#### INFORMATION PROVIDED ####

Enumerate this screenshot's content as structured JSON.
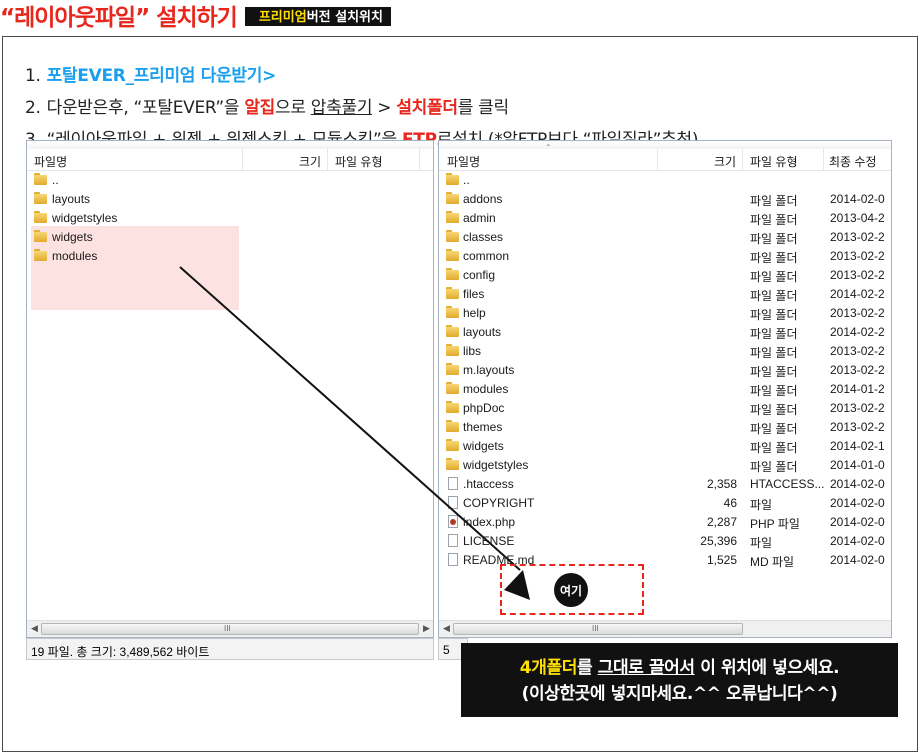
{
  "title": {
    "main": "“레이아웃파일” 설치하기",
    "badge_highlight": "프리미엄",
    "badge_rest": "버전 설치위치"
  },
  "steps": {
    "s1_num": "1.",
    "s1_link": "포탈EVER_프리미엄 다운받기>",
    "s2_num": "2.",
    "s2_a": "다운받은후, “포탈EVER”을 ",
    "s2_b": "알집",
    "s2_c": "으로 ",
    "s2_d": "압축풀기",
    "s2_e": " > ",
    "s2_f": "설치폴더",
    "s2_g": "를 클릭",
    "s3_num": "3.",
    "s3_a": "“레이아웃파일 + 위젯 + 위젯스킨 + 모듈스킨”을",
    "s3_b": " ",
    "s3_c": "FTP",
    "s3_d": "로설치 (*알FTP보다 “파일질라”추천)"
  },
  "left_pane": {
    "headers": {
      "name": "파일명",
      "size": "크기",
      "type": "파일 유형"
    },
    "items": [
      {
        "name": "..",
        "kind": "folder"
      },
      {
        "name": "layouts",
        "kind": "folder"
      },
      {
        "name": "widgetstyles",
        "kind": "folder"
      },
      {
        "name": "widgets",
        "kind": "folder"
      },
      {
        "name": "modules",
        "kind": "folder"
      }
    ],
    "status": "19 파일. 총 크기: 3,489,562 바이트",
    "scroll_grip": "III"
  },
  "right_pane": {
    "headers": {
      "name": "파일명",
      "size": "크기",
      "type": "파일 유형",
      "modified": "최종 수정"
    },
    "items": [
      {
        "name": "..",
        "kind": "folder",
        "size": "",
        "type": "",
        "date": ""
      },
      {
        "name": "addons",
        "kind": "folder",
        "size": "",
        "type": "파일 폴더",
        "date": "2014-02-0"
      },
      {
        "name": "admin",
        "kind": "folder",
        "size": "",
        "type": "파일 폴더",
        "date": "2013-04-2"
      },
      {
        "name": "classes",
        "kind": "folder",
        "size": "",
        "type": "파일 폴더",
        "date": "2013-02-2"
      },
      {
        "name": "common",
        "kind": "folder",
        "size": "",
        "type": "파일 폴더",
        "date": "2013-02-2"
      },
      {
        "name": "config",
        "kind": "folder",
        "size": "",
        "type": "파일 폴더",
        "date": "2013-02-2"
      },
      {
        "name": "files",
        "kind": "folder",
        "size": "",
        "type": "파일 폴더",
        "date": "2014-02-2"
      },
      {
        "name": "help",
        "kind": "folder",
        "size": "",
        "type": "파일 폴더",
        "date": "2013-02-2"
      },
      {
        "name": "layouts",
        "kind": "folder",
        "size": "",
        "type": "파일 폴더",
        "date": "2014-02-2"
      },
      {
        "name": "libs",
        "kind": "folder",
        "size": "",
        "type": "파일 폴더",
        "date": "2013-02-2"
      },
      {
        "name": "m.layouts",
        "kind": "folder",
        "size": "",
        "type": "파일 폴더",
        "date": "2013-02-2"
      },
      {
        "name": "modules",
        "kind": "folder",
        "size": "",
        "type": "파일 폴더",
        "date": "2014-01-2"
      },
      {
        "name": "phpDoc",
        "kind": "folder",
        "size": "",
        "type": "파일 폴더",
        "date": "2013-02-2"
      },
      {
        "name": "themes",
        "kind": "folder",
        "size": "",
        "type": "파일 폴더",
        "date": "2013-02-2"
      },
      {
        "name": "widgets",
        "kind": "folder",
        "size": "",
        "type": "파일 폴더",
        "date": "2014-02-1"
      },
      {
        "name": "widgetstyles",
        "kind": "folder",
        "size": "",
        "type": "파일 폴더",
        "date": "2014-01-0"
      },
      {
        "name": ".htaccess",
        "kind": "file",
        "size": "2,358",
        "type": "HTACCESS...",
        "date": "2014-02-0"
      },
      {
        "name": "COPYRIGHT",
        "kind": "file",
        "size": "46",
        "type": "파일",
        "date": "2014-02-0"
      },
      {
        "name": "index.php",
        "kind": "php",
        "size": "2,287",
        "type": "PHP 파일",
        "date": "2014-02-0"
      },
      {
        "name": "LICENSE",
        "kind": "file",
        "size": "25,396",
        "type": "파일",
        "date": "2014-02-0"
      },
      {
        "name": "README.md",
        "kind": "file",
        "size": "1,525",
        "type": "MD 파일",
        "date": "2014-02-0"
      }
    ],
    "status": "5",
    "scroll_grip": "III"
  },
  "here_label": "여기",
  "notice": {
    "l1_a": "4개폴더",
    "l1_b": "를 ",
    "l1_c": "그대로 끌어서",
    "l1_d": " 이 위치에 넣으세요.",
    "l2": "(이상한곳에 넣지마세요.^^ 오류납니다^^)"
  },
  "colors": {
    "accent_red": "#e8261c",
    "link_blue": "#1aa0ee",
    "highlight_yellow": "#ffe000",
    "drop_highlight": "#fde2e2"
  }
}
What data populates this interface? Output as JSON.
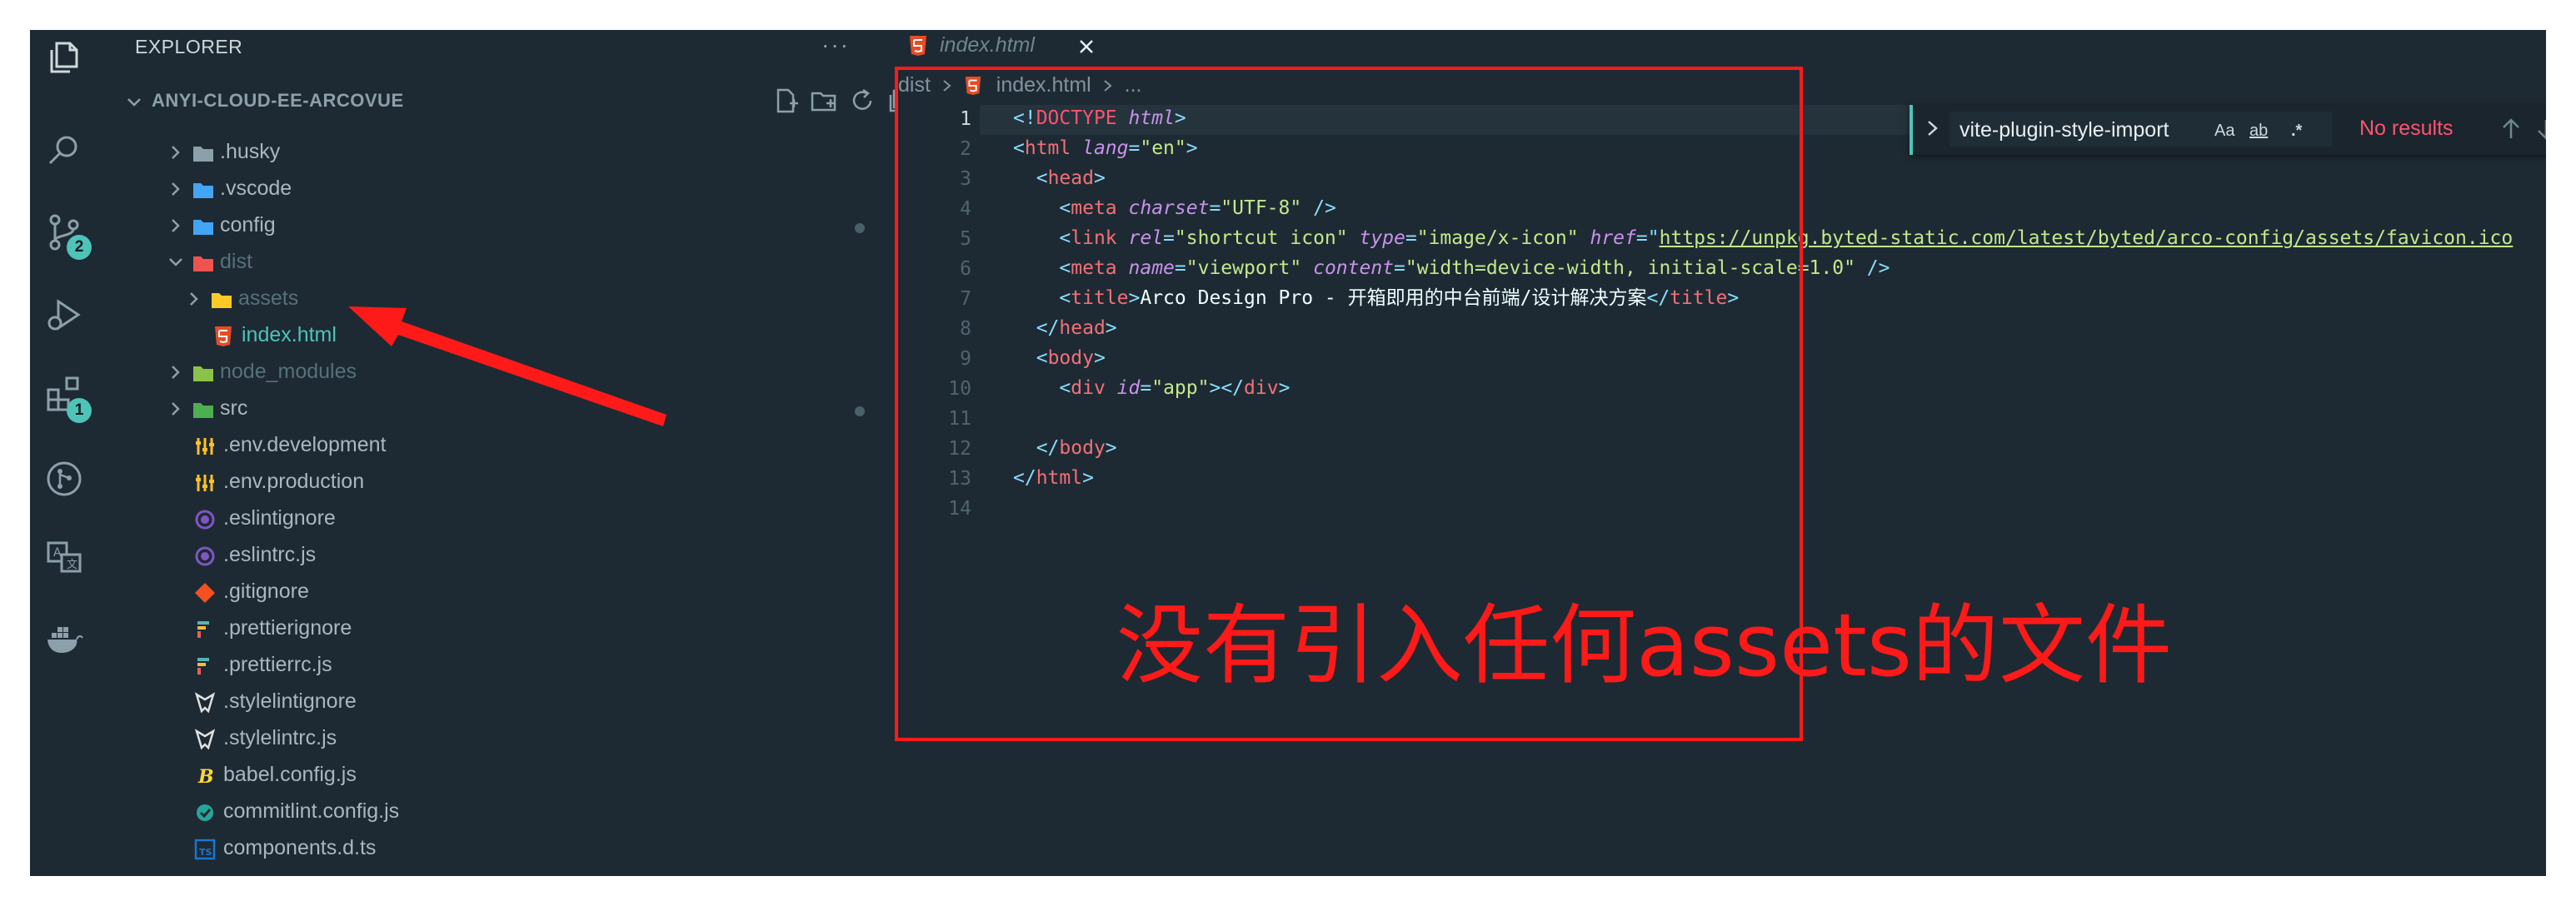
{
  "sidebar": {
    "title": "EXPLORER",
    "more": "···",
    "root": "ANYI-CLOUD-EE-ARCOVUE",
    "tree": [
      {
        "name": ".husky",
        "type": "folder",
        "expanded": false,
        "color": "#8ca0ab"
      },
      {
        "name": ".vscode",
        "type": "folder",
        "expanded": false,
        "color": "#42a5f5"
      },
      {
        "name": "config",
        "type": "folder",
        "expanded": false,
        "color": "#42a5f5"
      },
      {
        "name": "dist",
        "type": "folder",
        "expanded": true,
        "color": "#ef5350"
      },
      {
        "name": "assets",
        "type": "folder",
        "expanded": false,
        "color": "#ffca28"
      },
      {
        "name": "index.html",
        "type": "html",
        "color": "#e44d26"
      },
      {
        "name": "node_modules",
        "type": "folder",
        "expanded": false,
        "color": "#8bc34a"
      },
      {
        "name": "src",
        "type": "folder",
        "expanded": false,
        "color": "#4caf50"
      },
      {
        "name": ".env.development",
        "type": "env",
        "color": "#fbc02d"
      },
      {
        "name": ".env.production",
        "type": "env",
        "color": "#fbc02d"
      },
      {
        "name": ".eslintignore",
        "type": "eslint",
        "color": "#7e57c2"
      },
      {
        "name": ".eslintrc.js",
        "type": "eslint",
        "color": "#7e57c2"
      },
      {
        "name": ".gitignore",
        "type": "git",
        "color": "#f4511e"
      },
      {
        "name": ".prettierignore",
        "type": "prettier",
        "color": "#56b3b4"
      },
      {
        "name": ".prettierrc.js",
        "type": "prettier",
        "color": "#56b3b4"
      },
      {
        "name": ".stylelintignore",
        "type": "stylelint",
        "color": "#e0e0e0"
      },
      {
        "name": ".stylelintrc.js",
        "type": "stylelint",
        "color": "#e0e0e0"
      },
      {
        "name": "babel.config.js",
        "type": "babel",
        "color": "#fdd835"
      },
      {
        "name": "commitlint.config.js",
        "type": "commitlint",
        "color": "#26a69a"
      },
      {
        "name": "components.d.ts",
        "type": "ts",
        "color": "#1976d2"
      },
      {
        "name": "index.html",
        "type": "html",
        "color": "#e44d26"
      }
    ]
  },
  "activity": {
    "scm_badge": "2",
    "ext_badge": "1"
  },
  "editor": {
    "tab_label": "index.html",
    "breadcrumb_folder": "dist",
    "breadcrumb_file": "index.html",
    "breadcrumb_more": "...",
    "line_numbers": [
      "1",
      "2",
      "3",
      "4",
      "5",
      "6",
      "7",
      "8",
      "9",
      "10",
      "11",
      "12",
      "13",
      "14"
    ],
    "active_line": "1"
  },
  "find": {
    "value": "vite-plugin-style-import",
    "opt_case": "Aa",
    "opt_word": "ab",
    "opt_regex": ".*",
    "result": "No results"
  },
  "annotation": {
    "text": "没有引入任何assets的文件"
  },
  "code": {
    "l1_a": "<!",
    "l1_b": "DOCTYPE",
    "l1_c": "html",
    "l1_d": ">",
    "l2_attr": "lang",
    "l2_val": "\"en\"",
    "l4_attr": "charset",
    "l4_val": "\"UTF-8\"",
    "l5_rel": "rel",
    "l5_rel_val": "\"shortcut icon\"",
    "l5_type": "type",
    "l5_type_val": "\"image/x-icon\"",
    "l5_href": "href",
    "l5_url": "https://unpkg.byted-static.com/latest/byted/arco-config/assets/favicon.ico",
    "l6_name": "name",
    "l6_name_val": "\"viewport\"",
    "l6_content": "content",
    "l6_content_val": "\"width=device-width, initial-scale=1.0\"",
    "l7_title": "Arco Design Pro - 开箱即用的中台前端/设计解决方案",
    "l10_attr": "id",
    "l10_val": "\"app\""
  }
}
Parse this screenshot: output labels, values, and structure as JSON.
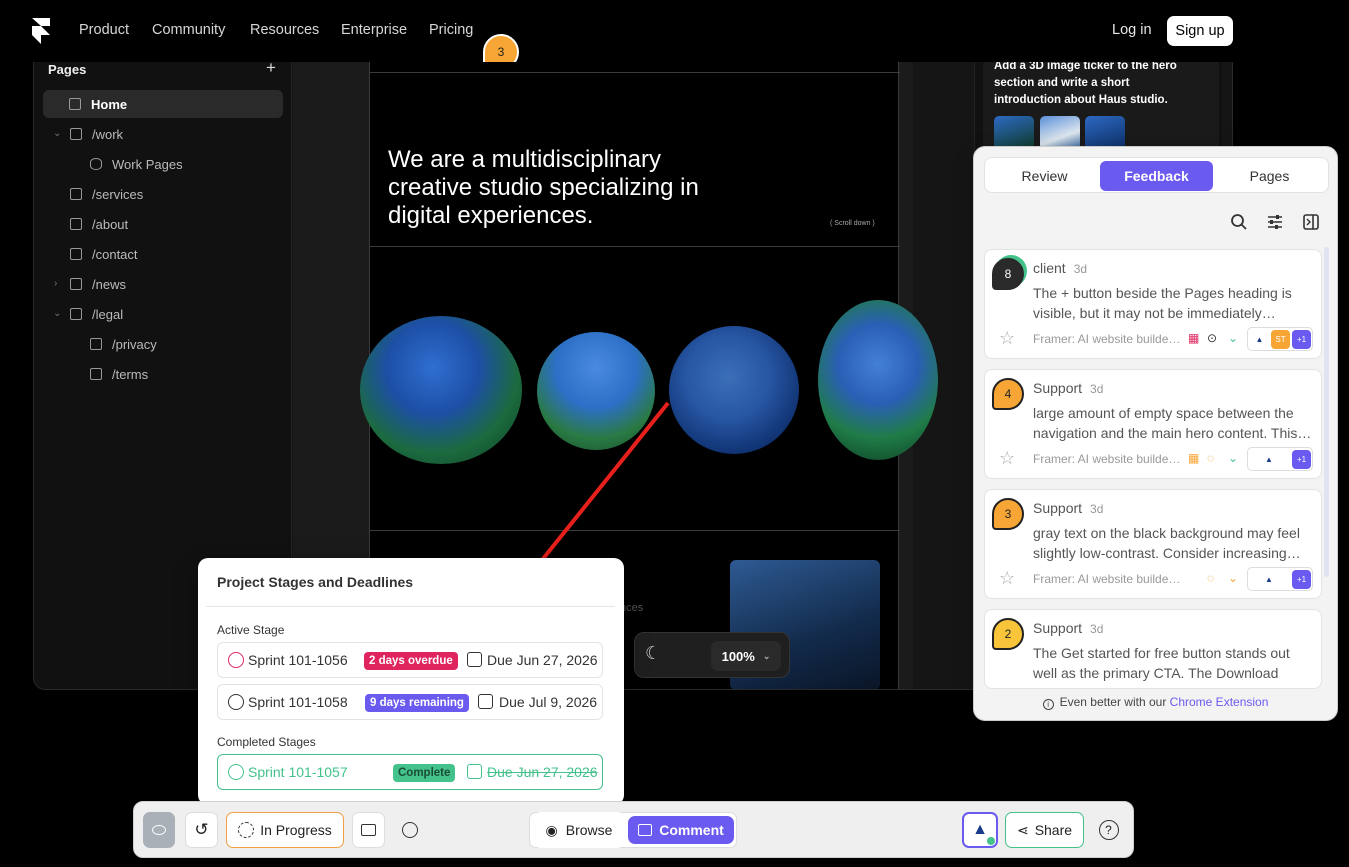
{
  "nav": {
    "links": [
      "Product",
      "Community",
      "Resources",
      "Enterprise",
      "Pricing"
    ],
    "login": "Log in",
    "signup": "Sign up",
    "pin_count": "3"
  },
  "pages_panel": {
    "title": "Pages",
    "add": "+",
    "items": [
      {
        "label": "Home"
      },
      {
        "label": "/work"
      },
      {
        "label": "Work Pages"
      },
      {
        "label": "/services"
      },
      {
        "label": "/about"
      },
      {
        "label": "/contact"
      },
      {
        "label": "/news"
      },
      {
        "label": "/legal"
      },
      {
        "label": "/privacy"
      },
      {
        "label": "/terms"
      }
    ]
  },
  "site": {
    "hero": "We are a multidisciplinary creative studio specializing in digital experiences.",
    "scroll": "( Scroll down )",
    "faded_text": "nces"
  },
  "canvas_toolbar": {
    "zoom": "100%"
  },
  "ai_prompt": {
    "text": "Add a 3D image ticker to the hero section and write a short introduction about Haus studio."
  },
  "feedback": {
    "tabs": [
      "Review",
      "Feedback",
      "Pages"
    ],
    "active_tab": "Feedback",
    "cards": [
      {
        "count": "8",
        "author": "client",
        "age": "3d",
        "text": "The + button beside the Pages heading is visible, but it may not be immediately…",
        "source": "Framer: AI website builder…",
        "badge_color": "#2a2a2a",
        "extra": "+1",
        "av2": "ST"
      },
      {
        "count": "4",
        "author": "Support",
        "age": "3d",
        "text": "large amount of empty space between the navigation and the main hero content. This…",
        "source": "Framer: AI website builder…",
        "badge_color": "#f7a534",
        "extra": "+1"
      },
      {
        "count": "3",
        "author": "Support",
        "age": "3d",
        "text": "gray text on the black background may feel slightly low-contrast. Consider increasing…",
        "source": "Framer: AI website builder for…",
        "badge_color": "#f7a534",
        "extra": "+1"
      },
      {
        "count": "2",
        "author": "Support",
        "age": "3d",
        "text": "The Get started for free button stands out well as the primary CTA. The Download app…",
        "source": "",
        "badge_color": "#f8c53a",
        "extra": ""
      }
    ],
    "footer_prefix": "Even better with our",
    "footer_link": "Chrome Extension"
  },
  "stages": {
    "title": "Project Stages and Deadlines",
    "active_label": "Active Stage",
    "completed_label": "Completed Stages",
    "active": [
      {
        "name": "Sprint 101-1056",
        "chip": "2 days overdue",
        "chip_color": "#e0245e",
        "due": "Due Jun 27, 2026"
      },
      {
        "name": "Sprint 101-1058",
        "chip": "9 days remaining",
        "chip_color": "#6a5af0",
        "due": "Due Jul 9, 2026"
      }
    ],
    "completed": [
      {
        "name": "Sprint 101-1057",
        "chip": "Complete",
        "chip_color": "#43c38b",
        "due": "Due Jun 27, 2026"
      }
    ]
  },
  "bottombar": {
    "status": "In Progress",
    "browse": "Browse",
    "comment": "Comment",
    "share": "Share",
    "help": "?"
  },
  "colors": {
    "accent": "#6a5af0",
    "arrow": "#e8201b"
  }
}
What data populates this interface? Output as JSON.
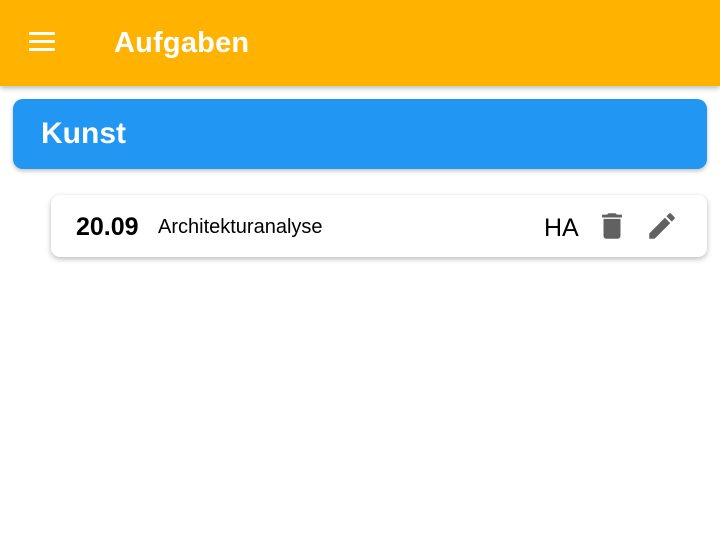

####

▸ REQUEST
Find the lines containing "레이아웃파일" and list every one of them.

▸ ANSWER TO THIS TASK
    "main": "“레이아웃파일” 설치하기",
    "s3_a": "“레이아웃파일 + 위젯 + 위젯스킨 + 모듈스킨”을",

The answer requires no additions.